-- Begin Record list --

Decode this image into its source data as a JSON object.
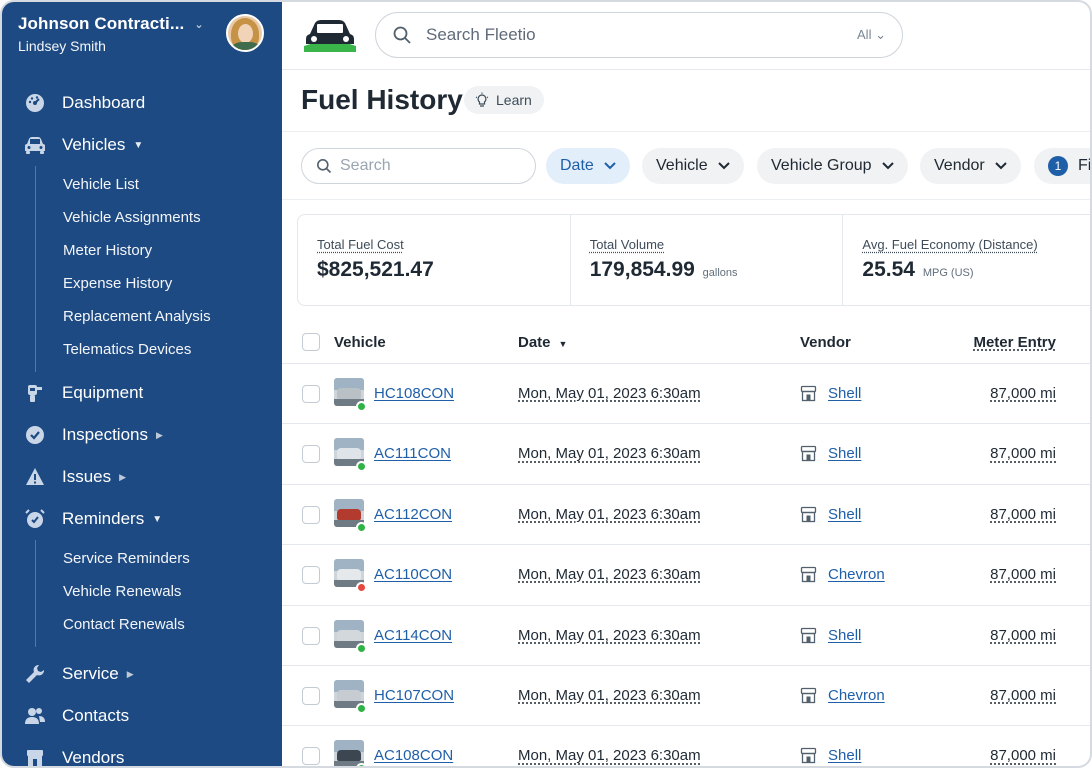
{
  "account": {
    "company": "Johnson Contracti...",
    "user": "Lindsey Smith"
  },
  "sidebar": {
    "items": [
      {
        "label": "Dashboard",
        "icon": "dashboard-icon"
      },
      {
        "label": "Vehicles",
        "icon": "car-icon",
        "expanded": true,
        "children": [
          "Vehicle List",
          "Vehicle Assignments",
          "Meter History",
          "Expense History",
          "Replacement Analysis",
          "Telematics Devices"
        ]
      },
      {
        "label": "Equipment",
        "icon": "equipment-icon"
      },
      {
        "label": "Inspections",
        "icon": "check-circle-icon"
      },
      {
        "label": "Issues",
        "icon": "warning-icon"
      },
      {
        "label": "Reminders",
        "icon": "alarm-icon",
        "expanded": true,
        "children": [
          "Service Reminders",
          "Vehicle Renewals",
          "Contact Renewals"
        ]
      },
      {
        "label": "Service",
        "icon": "wrench-icon"
      },
      {
        "label": "Contacts",
        "icon": "people-icon"
      },
      {
        "label": "Vendors",
        "icon": "store-icon"
      }
    ]
  },
  "topbar": {
    "search_placeholder": "Search Fleetio",
    "search_scope": "All"
  },
  "page": {
    "title": "Fuel History",
    "learn_label": "Learn"
  },
  "filters": {
    "search_placeholder": "Search",
    "chips": [
      {
        "label": "Date",
        "active": true
      },
      {
        "label": "Vehicle",
        "active": false
      },
      {
        "label": "Vehicle Group",
        "active": false
      },
      {
        "label": "Vendor",
        "active": false
      }
    ],
    "more_count": "1",
    "more_label": "Filters"
  },
  "stats": [
    {
      "label": "Total Fuel Cost",
      "value": "$825,521.47",
      "unit": ""
    },
    {
      "label": "Total Volume",
      "value": "179,854.99",
      "unit": "gallons"
    },
    {
      "label": "Avg. Fuel Economy (Distance)",
      "value": "25.54",
      "unit": "MPG (US)"
    }
  ],
  "table": {
    "columns": {
      "vehicle": "Vehicle",
      "date": "Date",
      "vendor": "Vendor",
      "meter": "Meter Entry"
    },
    "rows": [
      {
        "vehicle": "HC108CON",
        "status": "green",
        "car_color": "#b9c0c6",
        "date": "Mon, May 01, 2023 6:30am",
        "vendor": "Shell",
        "meter": "87,000 mi"
      },
      {
        "vehicle": "AC111CON",
        "status": "green",
        "car_color": "#dfe4e8",
        "date": "Mon, May 01, 2023 6:30am",
        "vendor": "Shell",
        "meter": "87,000 mi"
      },
      {
        "vehicle": "AC112CON",
        "status": "green",
        "car_color": "#b23a2e",
        "date": "Mon, May 01, 2023 6:30am",
        "vendor": "Shell",
        "meter": "87,000 mi"
      },
      {
        "vehicle": "AC110CON",
        "status": "red",
        "car_color": "#e6e9ec",
        "date": "Mon, May 01, 2023 6:30am",
        "vendor": "Chevron",
        "meter": "87,000 mi"
      },
      {
        "vehicle": "AC114CON",
        "status": "green",
        "car_color": "#d3d8dc",
        "date": "Mon, May 01, 2023 6:30am",
        "vendor": "Shell",
        "meter": "87,000 mi"
      },
      {
        "vehicle": "HC107CON",
        "status": "green",
        "car_color": "#c6ccd2",
        "date": "Mon, May 01, 2023 6:30am",
        "vendor": "Chevron",
        "meter": "87,000 mi"
      },
      {
        "vehicle": "AC108CON",
        "status": "green",
        "car_color": "#3b4650",
        "date": "Mon, May 01, 2023 6:30am",
        "vendor": "Shell",
        "meter": "87,000 mi"
      }
    ]
  },
  "colors": {
    "sidebar_bg": "#1d4a82",
    "accent": "#1f5fa8",
    "status_green": "#2fb344",
    "status_red": "#e5483e",
    "logo_green": "#3ab54a"
  }
}
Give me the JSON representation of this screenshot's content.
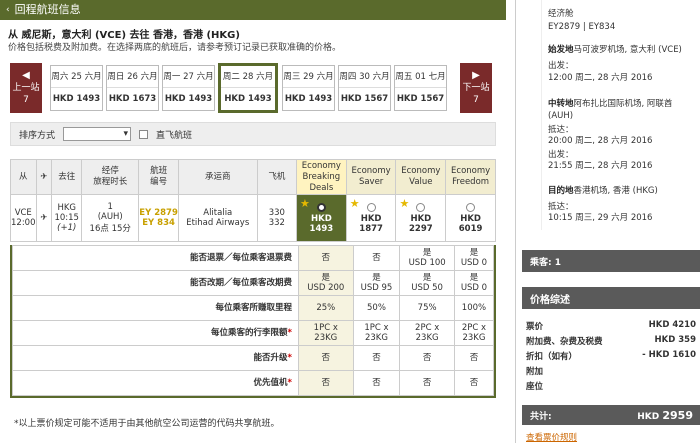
{
  "header": {
    "title": "回程航班信息",
    "chevron": "‹"
  },
  "route": "从 威尼斯，意大利 (VCE) 去往 香港，香港 (HKG)",
  "subtitle": "价格包括税费及附加费。在选择两底的航班后，请参考预订记录已获取准确的价格。",
  "nav": {
    "prev_label": "上一站",
    "prev_num": "7",
    "prev_arrow": "◀",
    "next_label": "下一站",
    "next_num": "7",
    "next_arrow": "▶"
  },
  "days": [
    {
      "date": "周六 25 六月",
      "price": "HKD 1493"
    },
    {
      "date": "周日 26 六月",
      "price": "HKD 1673"
    },
    {
      "date": "周一 27 六月",
      "price": "HKD 1493"
    },
    {
      "date": "周二 28 六月",
      "price": "HKD 1493"
    },
    {
      "date": "周三 29 六月",
      "price": "HKD 1493"
    },
    {
      "date": "周四 30 六月",
      "price": "HKD 1567"
    },
    {
      "date": "周五 01 七月",
      "price": "HKD 1567"
    }
  ],
  "sort": {
    "label": "排序方式",
    "nonstop": "直飞航班"
  },
  "table": {
    "h_from": "从",
    "h_to": "去往",
    "h_stops": "经停\n旅程时长",
    "h_flight": "航班\n编号",
    "h_carrier": "承运商",
    "h_aircraft": "飞机",
    "fares": [
      "Economy Breaking Deals",
      "Economy Saver",
      "Economy Value",
      "Economy Freedom"
    ],
    "row": {
      "from": "VCE",
      "dep": "12:00",
      "to": "HKG",
      "arr": "10:15",
      "plus": "(+1)",
      "stops": "1",
      "via": "(AUH)",
      "dur": "16点 15分",
      "flight1": "EY 2879",
      "flight2": "EY 834",
      "carrier1": "Alitalia",
      "carrier2": "Etihad Airways",
      "ac1": "330",
      "ac2": "332",
      "prices": [
        "HKD\n1493",
        "HKD\n1877",
        "HKD\n2297",
        "HKD\n6019"
      ]
    }
  },
  "details": [
    {
      "label": "能否退票／每位乘客退票费",
      "vals": [
        "否",
        "否",
        "是\nUSD 100",
        "是\nUSD 0"
      ],
      "star": false
    },
    {
      "label": "能否改期／每位乘客改期费",
      "vals": [
        "是\nUSD 200",
        "是\nUSD 95",
        "是\nUSD 50",
        "是\nUSD 0"
      ],
      "star": false
    },
    {
      "label": "每位乘客所赚取里程",
      "vals": [
        "25%",
        "50%",
        "75%",
        "100%"
      ],
      "star": false
    },
    {
      "label": "每位乘客的行李限额",
      "vals": [
        "1PC x\n23KG",
        "1PC x\n23KG",
        "2PC x\n23KG",
        "2PC x\n23KG"
      ],
      "star": true
    },
    {
      "label": "能否升级",
      "vals": [
        "否",
        "否",
        "否",
        "否"
      ],
      "star": true
    },
    {
      "label": "优先值机",
      "vals": [
        "否",
        "否",
        "否",
        "否"
      ],
      "star": true
    }
  ],
  "note": "*以上票价规定可能不适用于由其他航空公司运营的代码共享航班。",
  "right": {
    "econ": "经济舱",
    "flights": "EY2879 | EY834",
    "dep_label": "始发地",
    "dep_place": "马可波罗机场, 意大利 (VCE)",
    "out1": "出发：",
    "out1_time": "12:00 周二, 28 六月 2016",
    "mid_label": "中转地",
    "mid_place": "阿布扎比国际机场, 阿联酋 (AUH)",
    "arr1": "抵达：",
    "arr1_time": "20:00 周二, 28 六月 2016",
    "out2": "出发：",
    "out2_time": "21:55 周二, 28 六月 2016",
    "dst_label": "目的地",
    "dst_place": "香港机场, 香港 (HKG)",
    "arr2": "抵达：",
    "arr2_time": "10:15 周三, 29 六月 2016",
    "pax": "乘客: 1",
    "summary": "价格综述",
    "fare_label": "票价",
    "fare_val": "HKD 4210",
    "tax_label": "附加费、杂费及税费",
    "tax_val": "HKD 359",
    "disc_label": "折扣（如有）",
    "disc_val": "- HKD 1610",
    "extra": "附加",
    "seat": "座位",
    "total_label": "共计:",
    "total_cur": "HKD",
    "total_val": "2959",
    "rules": "查看票价规则"
  }
}
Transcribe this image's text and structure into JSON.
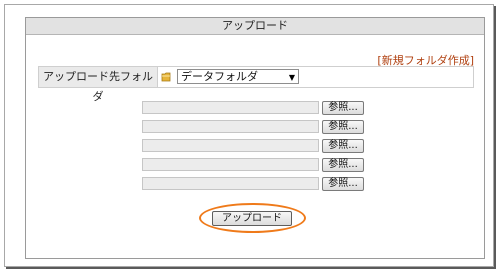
{
  "panel": {
    "title": "アップロード"
  },
  "links": {
    "new_folder": "[新規フォルダ作成]"
  },
  "destination": {
    "label": "アップロード先フォルダ",
    "folder_icon": "folder-icon",
    "selected": "データフォルダ"
  },
  "file_fields": [
    {
      "value": "",
      "browse_label": "参照..."
    },
    {
      "value": "",
      "browse_label": "参照..."
    },
    {
      "value": "",
      "browse_label": "参照..."
    },
    {
      "value": "",
      "browse_label": "参照..."
    },
    {
      "value": "",
      "browse_label": "参照..."
    }
  ],
  "actions": {
    "upload_label": "アップロード"
  },
  "colors": {
    "link": "#b04010",
    "highlight": "#ef7a1a",
    "header_bg": "#e2e2e2",
    "label_bg": "#eaeaea",
    "folder_yellow": "#e6b43a"
  }
}
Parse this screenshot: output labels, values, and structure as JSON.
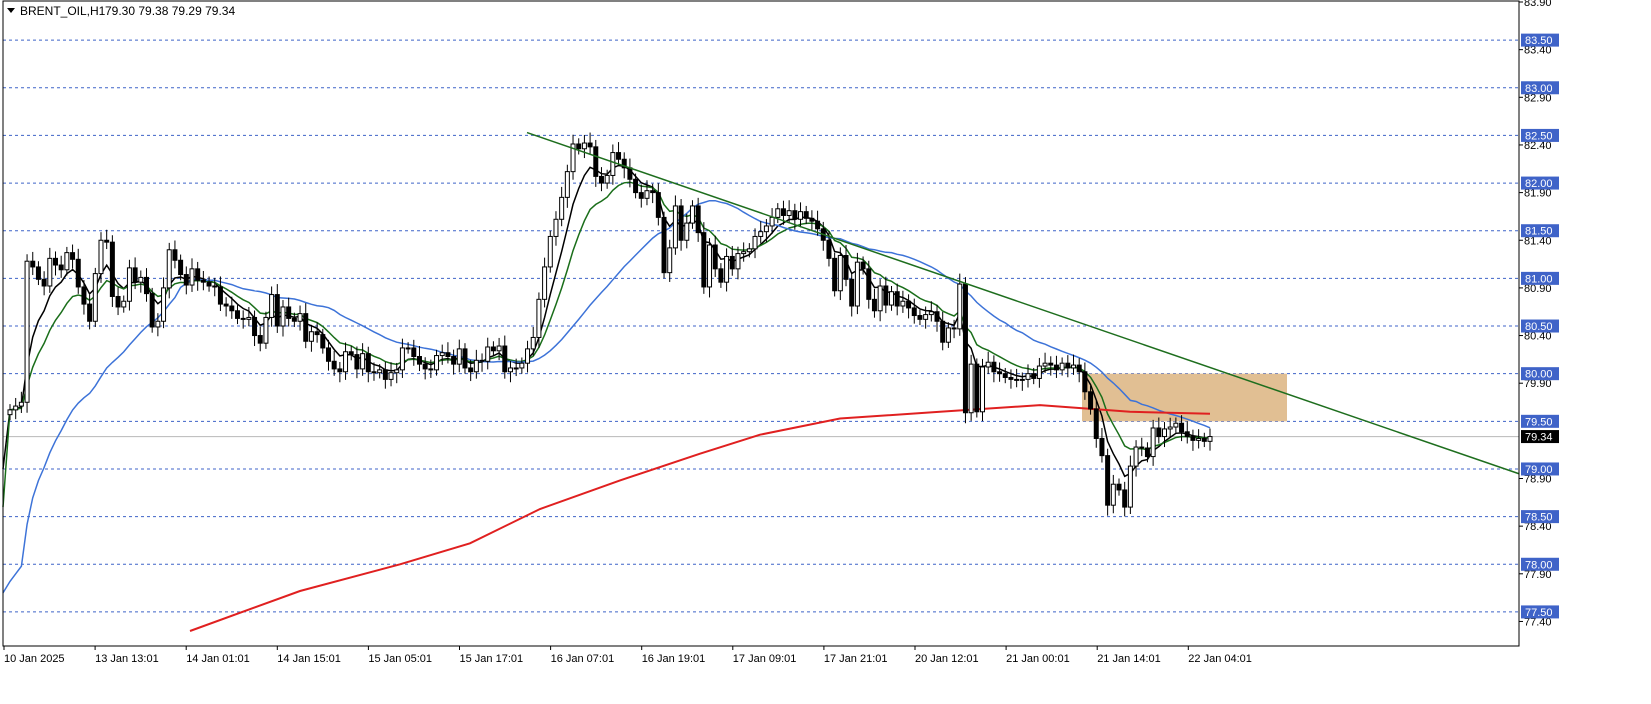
{
  "header": {
    "symbol_text": "BRENT_OIL,H1",
    "ohlc_text": "79.30 79.38 79.29 79.34"
  },
  "chart_data": {
    "type": "candlestick",
    "title": "BRENT_OIL,H1",
    "current_price": 79.34,
    "y_axis": {
      "min": 77.3,
      "max": 83.9,
      "tick_labels": [
        "83.90",
        "83.40",
        "82.90",
        "82.40",
        "81.90",
        "81.40",
        "80.90",
        "80.40",
        "79.90",
        "78.90",
        "78.40",
        "77.90",
        "77.40"
      ],
      "highlighted_levels": [
        "83.50",
        "83.00",
        "82.50",
        "82.00",
        "81.50",
        "81.00",
        "80.50",
        "80.00",
        "79.50",
        "79.00",
        "78.50",
        "78.00",
        "77.50"
      ]
    },
    "x_axis": {
      "labels": [
        "10 Jan 2025",
        "13 Jan 13:01",
        "14 Jan 01:01",
        "14 Jan 15:01",
        "15 Jan 05:01",
        "15 Jan 17:01",
        "16 Jan 07:01",
        "16 Jan 19:01",
        "17 Jan 09:01",
        "17 Jan 21:01",
        "20 Jan 12:01",
        "21 Jan 00:01",
        "21 Jan 14:01",
        "22 Jan 04:01"
      ]
    },
    "horizontal_levels": [
      83.5,
      83.0,
      82.5,
      82.0,
      81.5,
      81.0,
      80.5,
      80.0,
      79.5,
      79.0,
      78.5,
      78.0,
      77.5
    ],
    "candles": [
      79.62,
      79.66,
      79.7,
      81.18,
      81.12,
      80.99,
      80.92,
      81.21,
      81.14,
      81.09,
      81.27,
      81.2,
      80.91,
      80.73,
      80.55,
      81.05,
      81.4,
      81.38,
      80.81,
      80.7,
      80.76,
      81.11,
      80.96,
      81.01,
      80.84,
      80.49,
      80.55,
      80.9,
      81.3,
      81.19,
      81.04,
      80.93,
      81.1,
      80.98,
      80.96,
      80.92,
      80.91,
      80.73,
      80.71,
      80.66,
      80.58,
      80.57,
      80.59,
      80.4,
      80.32,
      80.59,
      80.83,
      80.5,
      80.7,
      80.58,
      80.55,
      80.63,
      80.34,
      80.44,
      80.41,
      80.27,
      80.13,
      80.05,
      80.02,
      80.23,
      80.2,
      80.05,
      80.21,
      80.02,
      80.01,
      80.04,
      79.94,
      80.01,
      80.04,
      80.27,
      80.27,
      80.18,
      80.1,
      80.05,
      80.04,
      80.19,
      80.22,
      80.18,
      80.1,
      80.26,
      80.06,
      80.02,
      80.14,
      80.13,
      80.28,
      80.24,
      80.29,
      80.02,
      80.06,
      80.06,
      80.11,
      80.26,
      80.38,
      80.78,
      81.12,
      81.44,
      81.62,
      81.85,
      82.12,
      82.41,
      82.36,
      82.42,
      82.38,
      82.07,
      82.0,
      82.08,
      82.32,
      82.25,
      82.16,
      82.04,
      81.9,
      81.84,
      81.92,
      81.9,
      81.64,
      81.06,
      81.32,
      81.76,
      81.4,
      81.58,
      81.76,
      81.48,
      80.91,
      81.35,
      81.1,
      80.96,
      81.23,
      81.1,
      81.26,
      81.28,
      81.31,
      81.44,
      81.49,
      81.55,
      81.64,
      81.73,
      81.66,
      81.71,
      81.62,
      81.7,
      81.63,
      81.6,
      81.52,
      81.4,
      81.21,
      80.87,
      81.24,
      80.99,
      80.71,
      81.17,
      81.1,
      80.78,
      80.66,
      80.92,
      80.72,
      80.86,
      80.71,
      80.76,
      80.69,
      80.61,
      80.57,
      80.62,
      80.65,
      80.55,
      80.33,
      80.48,
      80.47,
      80.94,
      79.59,
      80.1,
      79.6,
      80.07,
      80.12,
      80.02,
      80.0,
      79.96,
      79.94,
      79.93,
      79.94,
      80.0,
      79.95,
      80.08,
      80.11,
      80.09,
      80.04,
      80.11,
      80.06,
      80.09,
      80.02,
      79.81,
      79.63,
      79.32,
      79.14,
      78.62,
      78.84,
      78.78,
      78.6,
      79.03,
      79.23,
      79.22,
      79.13,
      79.43,
      79.34,
      79.42,
      79.44,
      79.48,
      79.39,
      79.34,
      79.3,
      79.32,
      79.29,
      79.34
    ]
  }
}
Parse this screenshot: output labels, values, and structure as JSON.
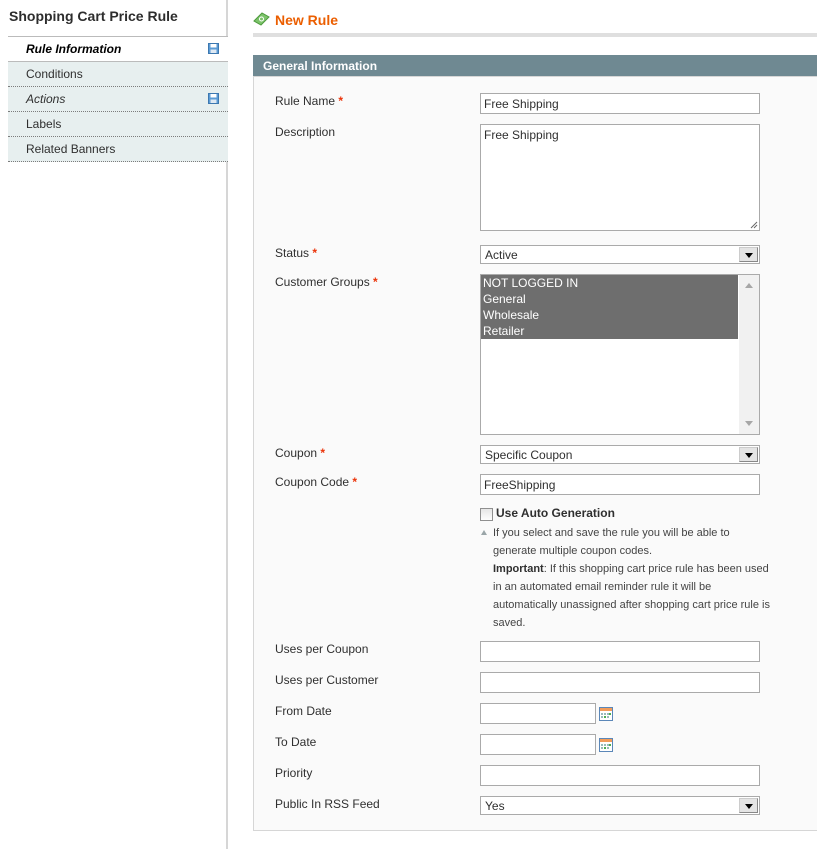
{
  "sidebar": {
    "title": "Shopping Cart Price Rule",
    "tabs": [
      {
        "label": "Rule Information",
        "active": true,
        "changed": true
      },
      {
        "label": "Conditions",
        "active": false,
        "changed": false
      },
      {
        "label": "Actions",
        "active": false,
        "changed": true
      },
      {
        "label": "Labels",
        "active": false,
        "changed": false
      },
      {
        "label": "Related Banners",
        "active": false,
        "changed": false
      }
    ]
  },
  "header": {
    "title": "New Rule",
    "icon": "rule-money-icon",
    "title_color": "#eb5e00"
  },
  "fieldset": {
    "title": "General Information",
    "header_color": "#6f8992",
    "fields": {
      "rule_name": {
        "label": "Rule Name",
        "required": "*",
        "value": "Free Shipping"
      },
      "description": {
        "label": "Description",
        "value": "Free Shipping"
      },
      "status": {
        "label": "Status",
        "required": "*",
        "value": "Active"
      },
      "customer_groups": {
        "label": "Customer Groups",
        "required": "*",
        "options": [
          "NOT LOGGED IN",
          "General",
          "Wholesale",
          "Retailer"
        ],
        "selected": [
          "NOT LOGGED IN",
          "General",
          "Wholesale",
          "Retailer"
        ]
      },
      "coupon": {
        "label": "Coupon",
        "required": "*",
        "value": "Specific Coupon"
      },
      "coupon_code": {
        "label": "Coupon Code",
        "required": "*",
        "value": "FreeShipping"
      },
      "auto_generation": {
        "label": "Use Auto Generation",
        "checked": false,
        "note_line1": "If you select and save the rule you will be able to generate multiple coupon codes.",
        "note_important": "Important",
        "note_line2": ": If this shopping cart price rule has been used in an automated email reminder rule it will be automatically unassigned after shopping cart price rule is saved."
      },
      "uses_per_coupon": {
        "label": "Uses per Coupon",
        "value": ""
      },
      "uses_per_customer": {
        "label": "Uses per Customer",
        "value": ""
      },
      "from_date": {
        "label": "From Date",
        "value": ""
      },
      "to_date": {
        "label": "To Date",
        "value": ""
      },
      "priority": {
        "label": "Priority",
        "value": ""
      },
      "public_in_rss": {
        "label": "Public In RSS Feed",
        "value": "Yes"
      }
    }
  },
  "colors": {
    "required": "#eb340a",
    "selected_option_bg": "#6e6e6e",
    "tab_bg": "#e7efef"
  }
}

-- End Record list --

The task – From the data above, count the lines where "History" occurs and give that figure and nothing else.

Correct result – 3